## TASK REQUIREMENTS:
From the entries below, copy out every line with "Contact" in it.

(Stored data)

++++++++

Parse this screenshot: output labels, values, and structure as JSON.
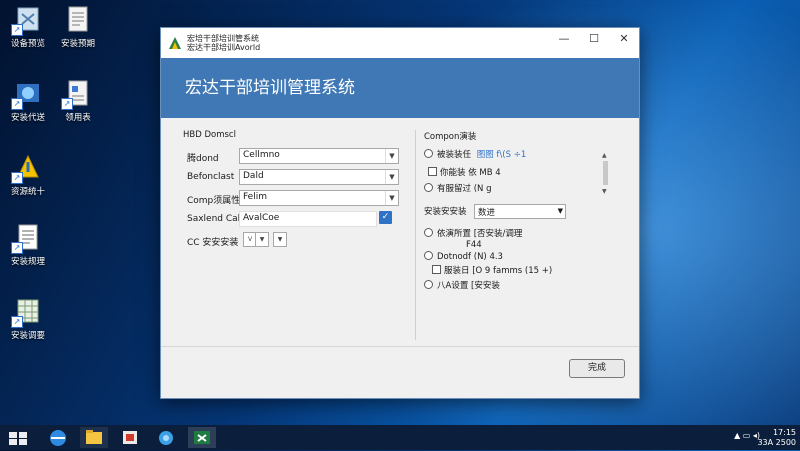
{
  "desktop": {
    "icons": [
      {
        "label": "设备预览"
      },
      {
        "label": "安装预期"
      },
      {
        "label": "安装代送"
      },
      {
        "label": "领用表"
      },
      {
        "label": "资源统十"
      },
      {
        "label": "安装规理"
      },
      {
        "label": "安装调要"
      }
    ]
  },
  "window": {
    "title_line1": "宏培干部培训管系统",
    "title_line2": "宏达干部培训Avorld",
    "controls": {
      "minimize": "—",
      "maximize": "☐",
      "close": "✕"
    },
    "header": "宏达干部培训管理系统",
    "left_group": {
      "title": "HBD Domscl",
      "rows": [
        {
          "label": "腾dond",
          "value": "Cellmno"
        },
        {
          "label": "Befonclast",
          "value": "Dald"
        },
        {
          "label": "Comp须属性",
          "value": "Felim"
        },
        {
          "label": "Saxlend Cal",
          "value": "AvalCoe",
          "checked": "✓"
        },
        {
          "label": "CC 安安安装",
          "value": "V"
        }
      ]
    },
    "right_group": {
      "title": "Compon演装",
      "items": [
        {
          "type": "radio",
          "text": "被装装任",
          "extra": "图图 f\\(S ÷1"
        },
        {
          "type": "check",
          "text": "你能装 依 MB 4"
        },
        {
          "type": "radio",
          "text": "有服留过 (N g"
        },
        {
          "type": "combo",
          "text": "安装安安装",
          "value": "数进"
        },
        {
          "type": "radio",
          "text": "依演所置 [否安装/调理",
          "extra": "F44"
        },
        {
          "type": "radio",
          "text": "Dotnodf (N) 4.3"
        },
        {
          "type": "check",
          "text": "服装日 [O 9 famms (15 +)"
        },
        {
          "type": "radio",
          "text": "八A设置 [安安装"
        }
      ]
    },
    "ok_button": "完成"
  },
  "taskbar": {
    "tray_text": "▲ ▭ ◂)",
    "clock_time": "17:15",
    "clock_date": "33A 2500"
  },
  "colors": {
    "header_band": "#3f78b4",
    "checkbox_accent": "#2f73c7",
    "taskbar": "#0b1f3d"
  }
}
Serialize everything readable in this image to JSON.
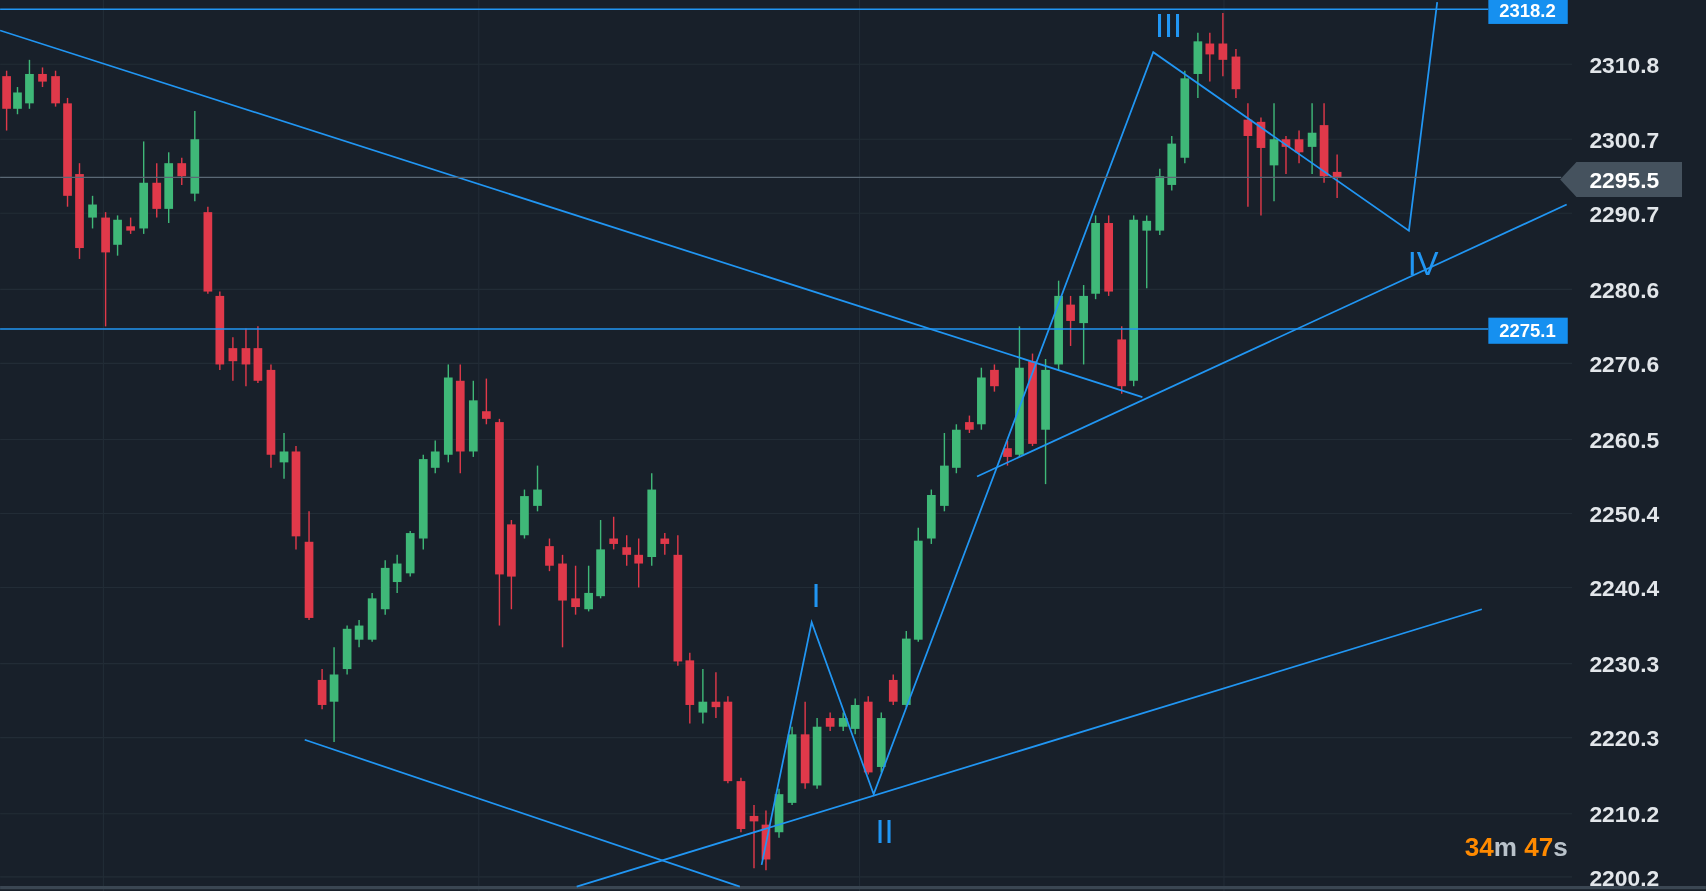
{
  "price_axis": {
    "labels": [
      "2310.8",
      "2300.7",
      "2290.7",
      "2280.6",
      "2270.6",
      "2260.5",
      "2250.4",
      "2240.4",
      "2230.3",
      "2220.3",
      "2210.2",
      "2200.2"
    ]
  },
  "price_tags": [
    {
      "kind": "level",
      "text": "2318.2"
    },
    {
      "kind": "current",
      "text": "2295.5"
    },
    {
      "kind": "level",
      "text": "2275.1"
    }
  ],
  "wave_labels": [
    "III",
    "IV",
    "I",
    "II"
  ],
  "countdown": [
    {
      "kind": "value",
      "text": "34"
    },
    {
      "kind": "unit",
      "text": "m"
    },
    {
      "kind": "value",
      "text": " 47"
    },
    {
      "kind": "unit",
      "text": "s"
    }
  ]
}
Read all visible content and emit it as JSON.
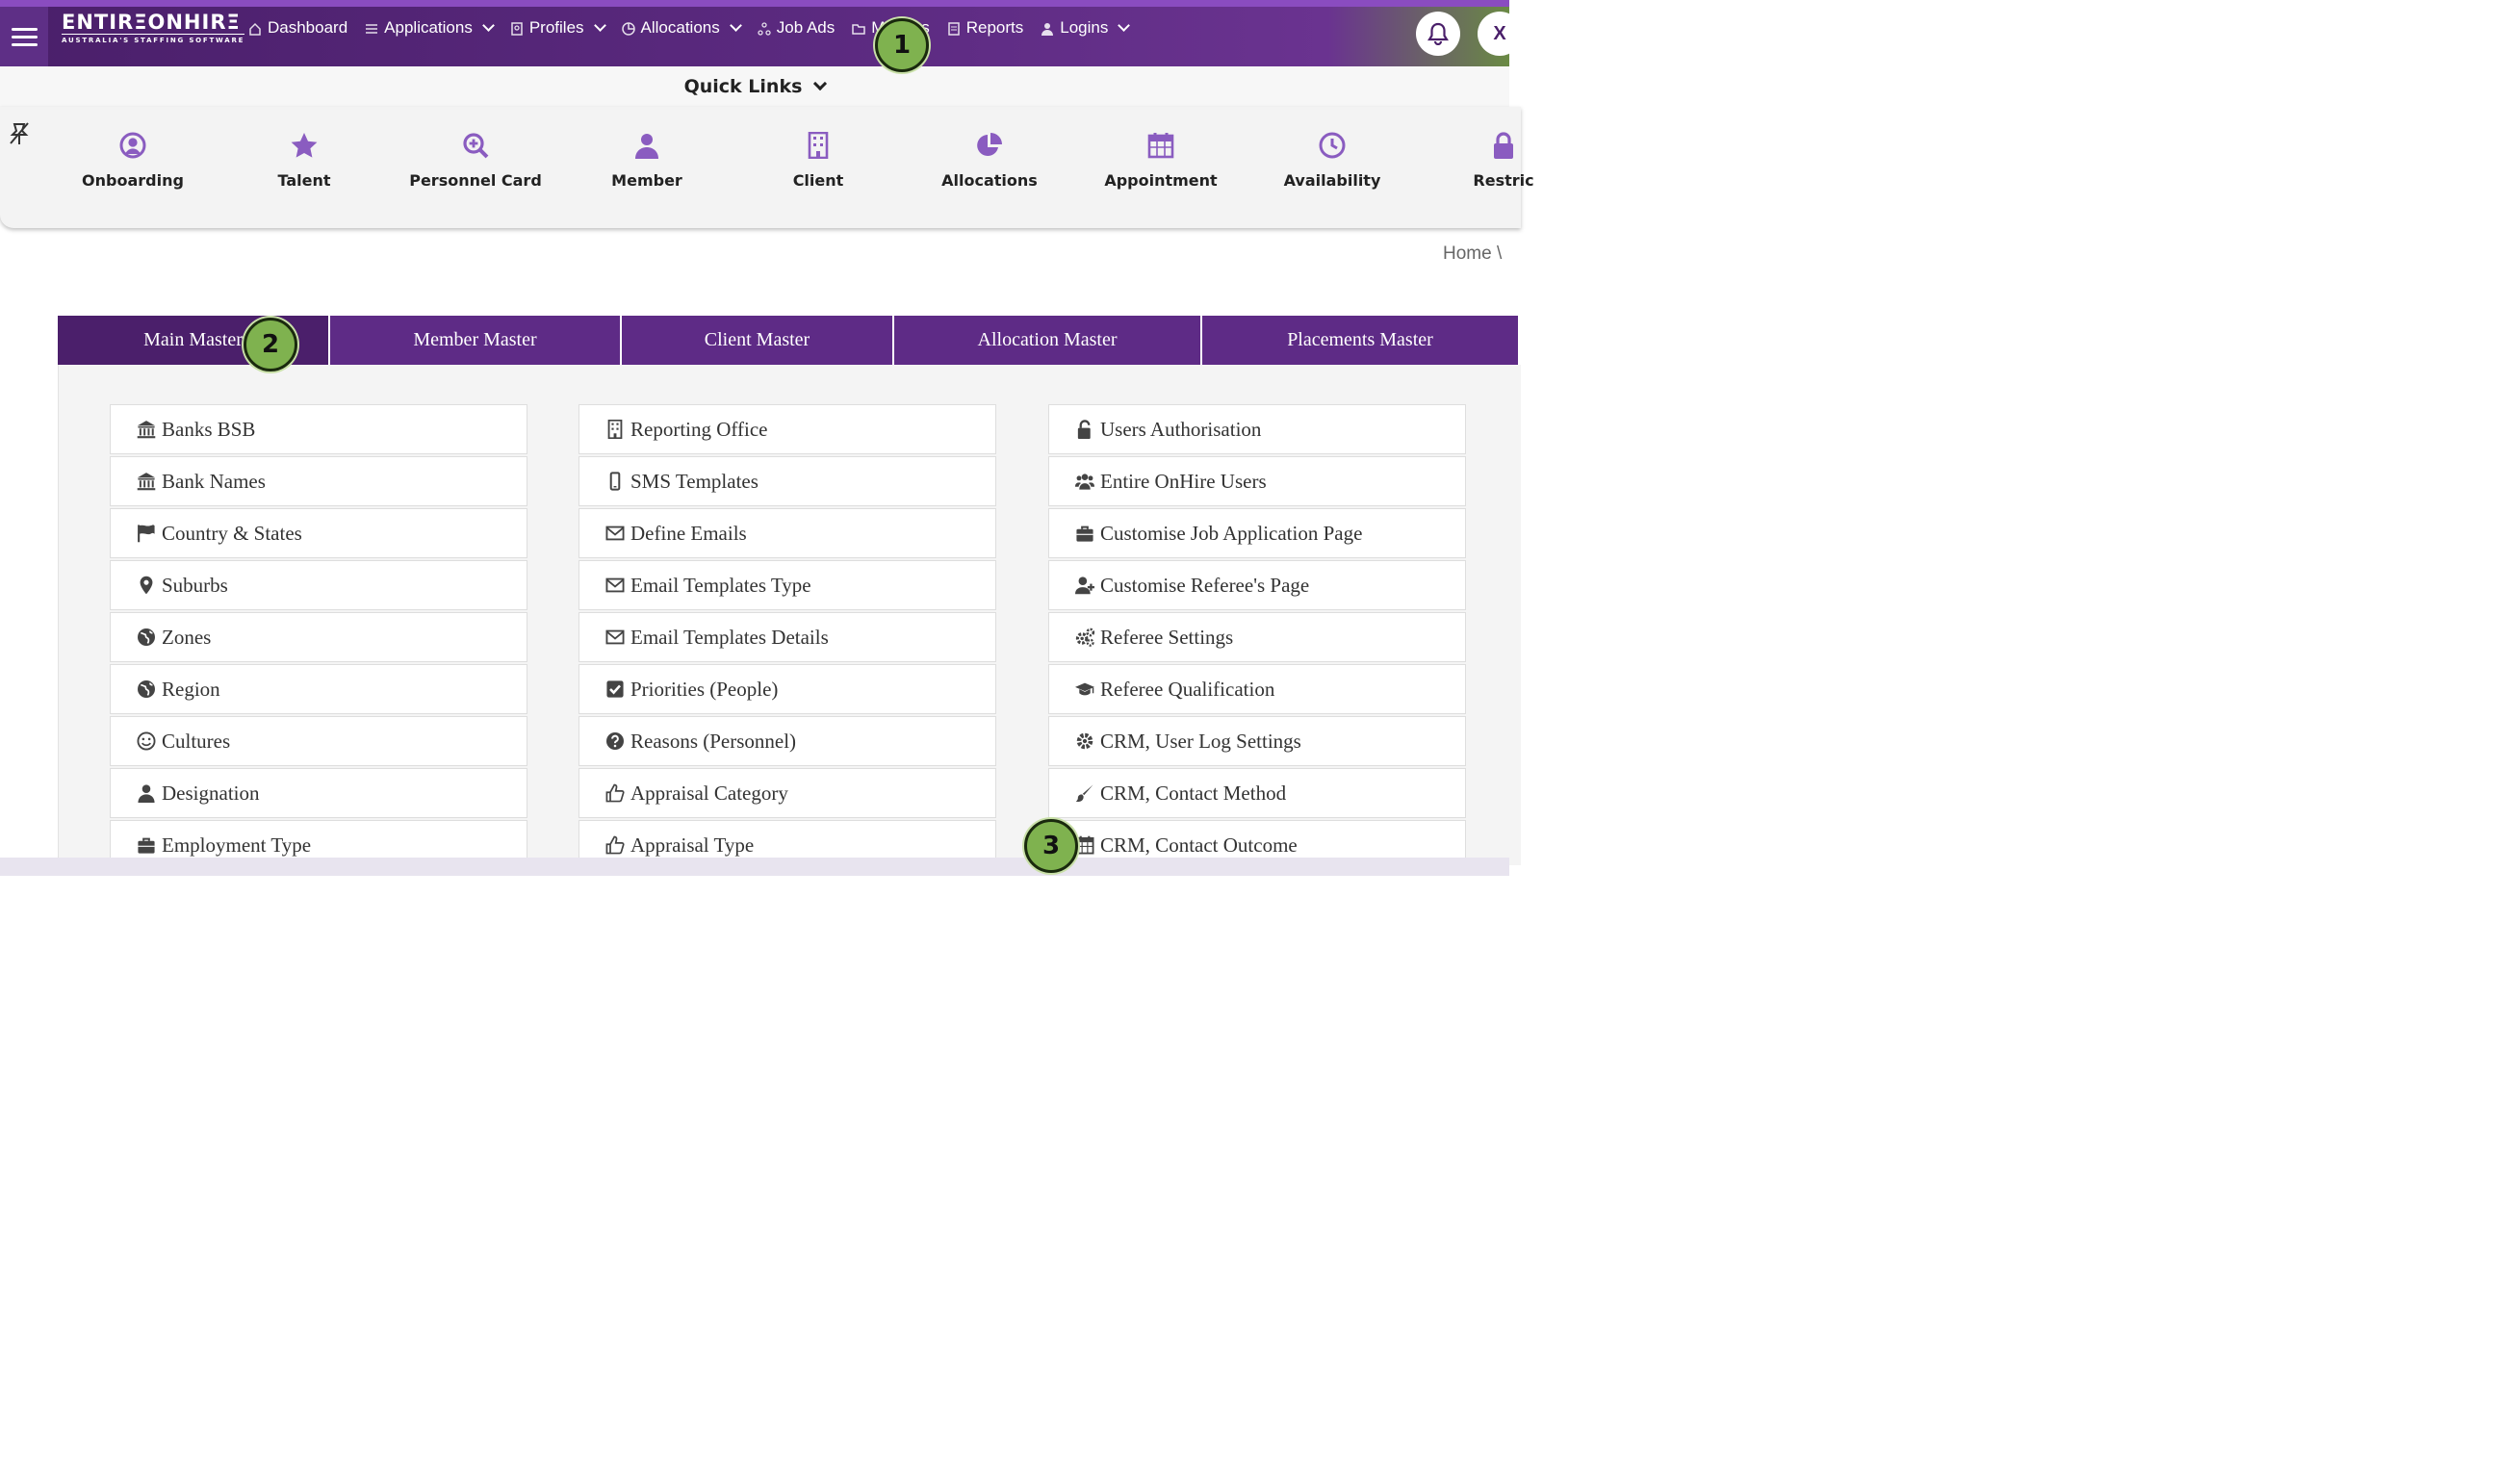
{
  "nav": {
    "logo_main": "ENTIRΞONHIRΞ",
    "logo_sub": "AUSTRALIA'S STAFFING SOFTWARE",
    "items": [
      {
        "label": "Dashboard",
        "icon": "home-icon",
        "dropdown": false
      },
      {
        "label": "Applications",
        "icon": "list-icon",
        "dropdown": true
      },
      {
        "label": "Profiles",
        "icon": "id-card-icon",
        "dropdown": true
      },
      {
        "label": "Allocations",
        "icon": "pie-icon",
        "dropdown": true
      },
      {
        "label": "Job Ads",
        "icon": "network-icon",
        "dropdown": false
      },
      {
        "label": "Masters",
        "icon": "folder-icon",
        "dropdown": false
      },
      {
        "label": "Reports",
        "icon": "document-icon",
        "dropdown": false
      },
      {
        "label": "Logins",
        "icon": "user-icon",
        "dropdown": true
      }
    ],
    "avatar_initial": "X"
  },
  "quick_links": {
    "title": "Quick Links",
    "items": [
      {
        "label": "Onboarding",
        "icon": "user-circle-icon"
      },
      {
        "label": "Talent",
        "icon": "star-icon"
      },
      {
        "label": "Personnel Card",
        "icon": "search-plus-icon"
      },
      {
        "label": "Member",
        "icon": "user-icon"
      },
      {
        "label": "Client",
        "icon": "building-icon"
      },
      {
        "label": "Allocations",
        "icon": "pie-chart-icon"
      },
      {
        "label": "Appointment",
        "icon": "calendar-icon"
      },
      {
        "label": "Availability",
        "icon": "clock-icon"
      },
      {
        "label": "Restric",
        "icon": "lock-icon"
      }
    ]
  },
  "breadcrumb": "Home \\",
  "tabs": [
    "Main Master",
    "Member Master",
    "Client Master",
    "Allocation Master",
    "Placements Master"
  ],
  "columns": [
    [
      {
        "label": "Banks BSB",
        "icon": "bank-icon"
      },
      {
        "label": "Bank Names",
        "icon": "bank-icon"
      },
      {
        "label": "Country & States",
        "icon": "flag-icon"
      },
      {
        "label": "Suburbs",
        "icon": "map-marker-icon"
      },
      {
        "label": "Zones",
        "icon": "globe-icon"
      },
      {
        "label": "Region",
        "icon": "globe-icon"
      },
      {
        "label": "Cultures",
        "icon": "smile-icon"
      },
      {
        "label": "Designation",
        "icon": "user-icon"
      },
      {
        "label": "Employment Type",
        "icon": "briefcase-icon"
      }
    ],
    [
      {
        "label": "Reporting Office",
        "icon": "building-icon"
      },
      {
        "label": "SMS Templates",
        "icon": "mobile-icon"
      },
      {
        "label": "Define Emails",
        "icon": "envelope-icon"
      },
      {
        "label": "Email Templates Type",
        "icon": "envelope-icon"
      },
      {
        "label": "Email Templates Details",
        "icon": "envelope-icon"
      },
      {
        "label": "Priorities (People)",
        "icon": "check-square-icon"
      },
      {
        "label": "Reasons (Personnel)",
        "icon": "question-circle-icon"
      },
      {
        "label": "Appraisal Category",
        "icon": "thumbs-up-icon"
      },
      {
        "label": "Appraisal Type",
        "icon": "thumbs-up-icon"
      }
    ],
    [
      {
        "label": "Users Authorisation",
        "icon": "unlock-icon"
      },
      {
        "label": "Entire OnHire Users",
        "icon": "users-icon"
      },
      {
        "label": "Customise Job Application Page",
        "icon": "briefcase-icon"
      },
      {
        "label": "Customise Referee's Page",
        "icon": "user-plus-icon"
      },
      {
        "label": "Referee Settings",
        "icon": "cogs-icon"
      },
      {
        "label": "Referee Qualification",
        "icon": "graduation-cap-icon"
      },
      {
        "label": "CRM, User Log Settings",
        "icon": "gear-icon"
      },
      {
        "label": "CRM, Contact Method",
        "icon": "brush-icon"
      },
      {
        "label": "CRM, Contact Outcome",
        "icon": "calendar-icon"
      }
    ]
  ],
  "markers": [
    "1",
    "2",
    "3"
  ],
  "colors": {
    "primary": "#5e2b86",
    "active_tab": "#4b1f6b",
    "icon_purple": "#8a5cc0",
    "marker": "#7fb24f"
  }
}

++++++++

## RESPONSE TO THE EXERCISE:
        "label": "CRM, Contact Method",
        "label": "CRM, Contact Outcome",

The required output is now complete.